··· TASK DATA ···
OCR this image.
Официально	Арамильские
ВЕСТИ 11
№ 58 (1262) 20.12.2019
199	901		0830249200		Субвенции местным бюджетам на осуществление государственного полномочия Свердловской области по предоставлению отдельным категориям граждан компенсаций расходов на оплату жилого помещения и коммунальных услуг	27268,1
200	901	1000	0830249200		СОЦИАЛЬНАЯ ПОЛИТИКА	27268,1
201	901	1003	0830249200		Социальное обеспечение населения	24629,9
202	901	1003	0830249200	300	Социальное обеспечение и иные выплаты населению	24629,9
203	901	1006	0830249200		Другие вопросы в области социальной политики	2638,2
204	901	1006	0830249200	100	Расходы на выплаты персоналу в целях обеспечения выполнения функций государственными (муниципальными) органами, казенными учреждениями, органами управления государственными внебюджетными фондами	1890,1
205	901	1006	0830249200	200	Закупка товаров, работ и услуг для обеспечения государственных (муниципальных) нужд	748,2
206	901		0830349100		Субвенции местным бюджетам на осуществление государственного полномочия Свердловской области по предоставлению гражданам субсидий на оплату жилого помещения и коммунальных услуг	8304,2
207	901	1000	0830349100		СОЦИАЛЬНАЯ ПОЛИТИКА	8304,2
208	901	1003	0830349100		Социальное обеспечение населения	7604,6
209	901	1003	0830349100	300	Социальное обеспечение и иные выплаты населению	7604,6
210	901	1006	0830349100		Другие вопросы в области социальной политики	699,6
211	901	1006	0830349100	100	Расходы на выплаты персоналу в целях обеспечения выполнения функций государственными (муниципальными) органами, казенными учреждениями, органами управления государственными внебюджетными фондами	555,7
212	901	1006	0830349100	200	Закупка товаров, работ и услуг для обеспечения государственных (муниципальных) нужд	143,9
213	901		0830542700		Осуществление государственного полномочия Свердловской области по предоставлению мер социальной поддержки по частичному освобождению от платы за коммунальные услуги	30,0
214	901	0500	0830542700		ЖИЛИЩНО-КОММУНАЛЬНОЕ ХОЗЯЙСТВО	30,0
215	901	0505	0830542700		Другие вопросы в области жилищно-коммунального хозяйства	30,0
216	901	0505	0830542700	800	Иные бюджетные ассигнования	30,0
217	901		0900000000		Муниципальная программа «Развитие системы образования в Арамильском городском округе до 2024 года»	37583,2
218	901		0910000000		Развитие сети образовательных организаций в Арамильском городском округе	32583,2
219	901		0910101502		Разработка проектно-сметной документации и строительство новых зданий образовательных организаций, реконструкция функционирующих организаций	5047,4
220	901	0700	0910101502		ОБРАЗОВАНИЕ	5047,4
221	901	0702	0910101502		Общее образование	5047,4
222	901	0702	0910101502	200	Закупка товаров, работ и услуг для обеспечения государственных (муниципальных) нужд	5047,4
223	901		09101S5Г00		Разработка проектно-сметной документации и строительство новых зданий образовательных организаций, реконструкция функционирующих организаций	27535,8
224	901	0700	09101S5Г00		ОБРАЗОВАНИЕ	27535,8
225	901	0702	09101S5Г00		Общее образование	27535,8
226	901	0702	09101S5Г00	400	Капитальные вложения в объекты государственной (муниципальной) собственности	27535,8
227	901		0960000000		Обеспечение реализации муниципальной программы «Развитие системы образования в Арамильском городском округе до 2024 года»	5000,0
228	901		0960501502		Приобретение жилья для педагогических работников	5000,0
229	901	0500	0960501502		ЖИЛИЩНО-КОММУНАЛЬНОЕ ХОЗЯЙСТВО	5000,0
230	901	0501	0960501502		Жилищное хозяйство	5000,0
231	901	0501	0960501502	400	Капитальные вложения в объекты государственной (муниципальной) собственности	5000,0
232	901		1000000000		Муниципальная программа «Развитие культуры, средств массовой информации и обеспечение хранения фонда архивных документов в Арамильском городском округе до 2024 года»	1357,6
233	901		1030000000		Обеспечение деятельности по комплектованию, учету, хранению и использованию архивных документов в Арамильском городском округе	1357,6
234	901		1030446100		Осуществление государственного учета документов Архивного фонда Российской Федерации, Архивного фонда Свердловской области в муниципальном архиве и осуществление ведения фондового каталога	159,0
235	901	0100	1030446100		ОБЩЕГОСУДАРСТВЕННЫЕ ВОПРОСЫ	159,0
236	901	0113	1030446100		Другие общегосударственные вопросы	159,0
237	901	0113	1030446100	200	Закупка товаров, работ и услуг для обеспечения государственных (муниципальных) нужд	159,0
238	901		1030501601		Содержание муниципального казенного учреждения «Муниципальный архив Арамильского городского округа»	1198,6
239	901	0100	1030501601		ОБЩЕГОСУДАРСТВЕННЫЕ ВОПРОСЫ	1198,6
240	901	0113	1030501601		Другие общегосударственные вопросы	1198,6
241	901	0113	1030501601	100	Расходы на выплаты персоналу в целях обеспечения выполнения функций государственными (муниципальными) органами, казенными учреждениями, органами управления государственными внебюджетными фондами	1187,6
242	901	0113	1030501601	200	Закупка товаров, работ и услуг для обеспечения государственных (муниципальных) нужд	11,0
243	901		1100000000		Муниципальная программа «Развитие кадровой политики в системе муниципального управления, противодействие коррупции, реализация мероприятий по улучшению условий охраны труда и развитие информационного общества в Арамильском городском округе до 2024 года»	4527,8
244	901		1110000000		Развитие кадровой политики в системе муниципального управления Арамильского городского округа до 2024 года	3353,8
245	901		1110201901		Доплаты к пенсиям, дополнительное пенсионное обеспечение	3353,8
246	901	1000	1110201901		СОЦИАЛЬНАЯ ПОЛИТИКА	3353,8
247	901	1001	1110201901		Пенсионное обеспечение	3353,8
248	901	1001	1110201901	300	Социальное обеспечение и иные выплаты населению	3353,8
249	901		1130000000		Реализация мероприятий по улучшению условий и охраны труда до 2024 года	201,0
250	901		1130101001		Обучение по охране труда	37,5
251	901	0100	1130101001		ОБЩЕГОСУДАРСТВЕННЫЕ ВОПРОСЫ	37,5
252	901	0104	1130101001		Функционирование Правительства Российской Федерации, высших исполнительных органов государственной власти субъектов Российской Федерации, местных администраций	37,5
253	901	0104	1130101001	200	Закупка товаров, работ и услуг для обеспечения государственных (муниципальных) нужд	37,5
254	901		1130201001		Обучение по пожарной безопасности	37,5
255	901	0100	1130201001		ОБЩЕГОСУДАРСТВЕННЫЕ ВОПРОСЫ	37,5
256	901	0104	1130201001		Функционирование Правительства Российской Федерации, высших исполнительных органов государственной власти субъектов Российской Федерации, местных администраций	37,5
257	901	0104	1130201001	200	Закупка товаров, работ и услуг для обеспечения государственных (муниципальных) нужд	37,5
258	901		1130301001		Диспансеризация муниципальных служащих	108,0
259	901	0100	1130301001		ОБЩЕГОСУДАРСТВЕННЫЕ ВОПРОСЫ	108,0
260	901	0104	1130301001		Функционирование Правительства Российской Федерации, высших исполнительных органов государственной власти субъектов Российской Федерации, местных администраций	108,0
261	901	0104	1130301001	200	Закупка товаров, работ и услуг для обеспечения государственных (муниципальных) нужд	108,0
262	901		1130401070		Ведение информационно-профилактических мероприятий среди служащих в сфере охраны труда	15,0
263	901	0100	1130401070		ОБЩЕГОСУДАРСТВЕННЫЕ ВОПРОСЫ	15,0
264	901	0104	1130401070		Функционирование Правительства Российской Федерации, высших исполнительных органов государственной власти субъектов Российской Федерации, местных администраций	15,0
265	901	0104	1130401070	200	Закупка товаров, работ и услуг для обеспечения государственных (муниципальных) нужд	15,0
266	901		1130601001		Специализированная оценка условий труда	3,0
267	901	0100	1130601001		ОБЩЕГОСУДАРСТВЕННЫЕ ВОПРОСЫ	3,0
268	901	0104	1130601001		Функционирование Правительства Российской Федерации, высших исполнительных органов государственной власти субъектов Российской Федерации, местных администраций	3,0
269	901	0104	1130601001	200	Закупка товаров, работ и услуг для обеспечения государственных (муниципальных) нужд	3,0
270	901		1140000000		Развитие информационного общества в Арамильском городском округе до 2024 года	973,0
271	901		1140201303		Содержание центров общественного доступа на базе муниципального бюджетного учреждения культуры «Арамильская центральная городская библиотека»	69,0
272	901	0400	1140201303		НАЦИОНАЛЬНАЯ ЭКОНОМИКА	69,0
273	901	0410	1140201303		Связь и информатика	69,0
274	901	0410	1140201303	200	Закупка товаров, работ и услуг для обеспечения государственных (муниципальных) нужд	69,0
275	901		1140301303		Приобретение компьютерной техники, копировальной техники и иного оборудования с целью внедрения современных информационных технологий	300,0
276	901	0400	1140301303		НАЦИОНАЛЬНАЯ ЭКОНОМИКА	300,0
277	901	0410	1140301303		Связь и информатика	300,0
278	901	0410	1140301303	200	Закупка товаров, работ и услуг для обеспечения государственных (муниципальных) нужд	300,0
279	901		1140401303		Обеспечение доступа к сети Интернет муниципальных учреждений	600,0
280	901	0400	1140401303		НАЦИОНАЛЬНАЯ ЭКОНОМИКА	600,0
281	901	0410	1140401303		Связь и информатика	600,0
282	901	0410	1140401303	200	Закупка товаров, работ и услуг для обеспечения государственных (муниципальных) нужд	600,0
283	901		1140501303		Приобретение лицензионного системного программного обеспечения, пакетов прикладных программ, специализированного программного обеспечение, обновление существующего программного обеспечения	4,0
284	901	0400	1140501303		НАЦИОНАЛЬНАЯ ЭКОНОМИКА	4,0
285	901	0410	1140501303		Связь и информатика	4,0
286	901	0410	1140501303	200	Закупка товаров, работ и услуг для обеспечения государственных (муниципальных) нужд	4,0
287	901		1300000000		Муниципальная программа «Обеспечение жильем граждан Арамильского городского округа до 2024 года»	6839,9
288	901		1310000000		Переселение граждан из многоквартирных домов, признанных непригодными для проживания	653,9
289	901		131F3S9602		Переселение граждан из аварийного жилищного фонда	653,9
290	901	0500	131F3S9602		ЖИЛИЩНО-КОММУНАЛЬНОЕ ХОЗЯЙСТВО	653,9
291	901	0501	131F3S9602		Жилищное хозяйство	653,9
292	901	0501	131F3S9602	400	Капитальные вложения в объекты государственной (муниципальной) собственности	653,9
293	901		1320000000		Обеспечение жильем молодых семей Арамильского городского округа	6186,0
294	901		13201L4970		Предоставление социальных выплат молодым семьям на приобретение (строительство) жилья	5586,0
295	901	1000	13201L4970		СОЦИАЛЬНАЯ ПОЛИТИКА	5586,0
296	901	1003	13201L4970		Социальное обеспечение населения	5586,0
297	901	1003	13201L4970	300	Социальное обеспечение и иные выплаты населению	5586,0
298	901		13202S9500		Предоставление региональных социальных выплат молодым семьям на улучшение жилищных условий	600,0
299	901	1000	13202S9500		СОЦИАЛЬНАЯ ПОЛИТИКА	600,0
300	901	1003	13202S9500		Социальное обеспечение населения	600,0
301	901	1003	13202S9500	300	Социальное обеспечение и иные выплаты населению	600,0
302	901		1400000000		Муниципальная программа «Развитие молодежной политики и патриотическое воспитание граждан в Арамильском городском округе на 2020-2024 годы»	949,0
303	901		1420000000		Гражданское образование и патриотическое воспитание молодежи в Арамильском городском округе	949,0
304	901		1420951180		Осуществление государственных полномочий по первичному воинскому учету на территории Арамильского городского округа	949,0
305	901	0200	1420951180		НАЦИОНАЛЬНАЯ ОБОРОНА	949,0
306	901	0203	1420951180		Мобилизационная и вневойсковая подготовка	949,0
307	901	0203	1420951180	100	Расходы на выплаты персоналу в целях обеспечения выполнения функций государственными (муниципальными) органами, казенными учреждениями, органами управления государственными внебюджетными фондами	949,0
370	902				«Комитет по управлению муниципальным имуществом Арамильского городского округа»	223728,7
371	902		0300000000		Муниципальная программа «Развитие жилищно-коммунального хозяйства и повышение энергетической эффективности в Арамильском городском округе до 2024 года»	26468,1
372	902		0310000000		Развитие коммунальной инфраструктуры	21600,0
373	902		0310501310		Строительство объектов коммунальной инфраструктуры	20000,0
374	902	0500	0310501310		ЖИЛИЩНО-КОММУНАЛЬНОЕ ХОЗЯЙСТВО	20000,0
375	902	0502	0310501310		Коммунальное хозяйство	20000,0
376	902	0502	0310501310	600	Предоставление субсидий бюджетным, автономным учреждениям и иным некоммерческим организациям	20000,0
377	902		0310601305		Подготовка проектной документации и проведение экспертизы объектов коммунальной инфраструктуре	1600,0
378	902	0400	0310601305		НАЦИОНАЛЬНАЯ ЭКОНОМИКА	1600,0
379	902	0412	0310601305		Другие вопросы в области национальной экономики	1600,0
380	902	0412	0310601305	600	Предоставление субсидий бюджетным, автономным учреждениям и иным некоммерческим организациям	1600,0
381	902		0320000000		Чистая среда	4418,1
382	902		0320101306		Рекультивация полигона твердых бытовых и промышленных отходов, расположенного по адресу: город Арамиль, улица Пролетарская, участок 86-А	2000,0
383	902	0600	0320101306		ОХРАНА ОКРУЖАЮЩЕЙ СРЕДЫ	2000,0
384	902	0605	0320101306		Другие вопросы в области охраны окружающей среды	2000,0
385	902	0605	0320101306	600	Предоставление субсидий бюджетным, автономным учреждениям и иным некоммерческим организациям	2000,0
···
TASK OBJECTIVE. In the listing, find every line with the word "Функционирование" and state how many there are, nothing more.

REPLY. 5